[Stored entries]
*-*-*

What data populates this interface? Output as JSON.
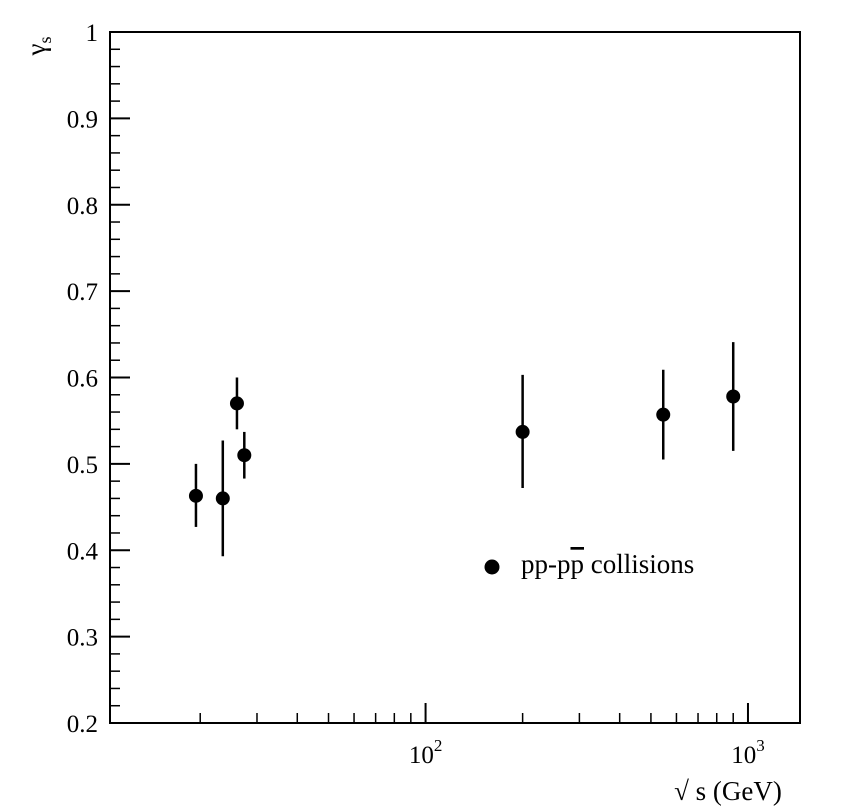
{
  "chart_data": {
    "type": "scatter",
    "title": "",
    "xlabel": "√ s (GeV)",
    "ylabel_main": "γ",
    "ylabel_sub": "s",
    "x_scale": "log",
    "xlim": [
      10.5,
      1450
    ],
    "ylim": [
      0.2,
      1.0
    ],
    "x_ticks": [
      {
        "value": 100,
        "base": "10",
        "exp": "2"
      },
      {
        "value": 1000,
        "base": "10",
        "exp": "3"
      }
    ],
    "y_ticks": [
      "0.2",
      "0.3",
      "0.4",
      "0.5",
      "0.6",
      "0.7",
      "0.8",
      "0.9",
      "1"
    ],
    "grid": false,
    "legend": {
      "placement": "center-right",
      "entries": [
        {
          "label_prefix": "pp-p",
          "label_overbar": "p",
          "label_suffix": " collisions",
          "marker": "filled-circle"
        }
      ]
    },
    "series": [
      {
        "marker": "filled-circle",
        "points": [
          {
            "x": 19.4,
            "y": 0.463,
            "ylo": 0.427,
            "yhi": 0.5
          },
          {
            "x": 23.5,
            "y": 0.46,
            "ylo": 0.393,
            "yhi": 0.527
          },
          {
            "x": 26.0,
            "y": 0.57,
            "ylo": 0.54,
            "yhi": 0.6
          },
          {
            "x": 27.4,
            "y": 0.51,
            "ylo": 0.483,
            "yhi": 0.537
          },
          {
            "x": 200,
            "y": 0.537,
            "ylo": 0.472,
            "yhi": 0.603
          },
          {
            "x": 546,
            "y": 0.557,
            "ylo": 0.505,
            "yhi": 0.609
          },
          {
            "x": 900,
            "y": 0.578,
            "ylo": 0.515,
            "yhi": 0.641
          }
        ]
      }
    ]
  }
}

*-*-*

TASK GOAL:
In the records above, locate the lines holding the word "circle". Copy each of them.

RESPONSE TO THIS TASK:
          "marker": "filled-circle"
        "marker": "filled-circle",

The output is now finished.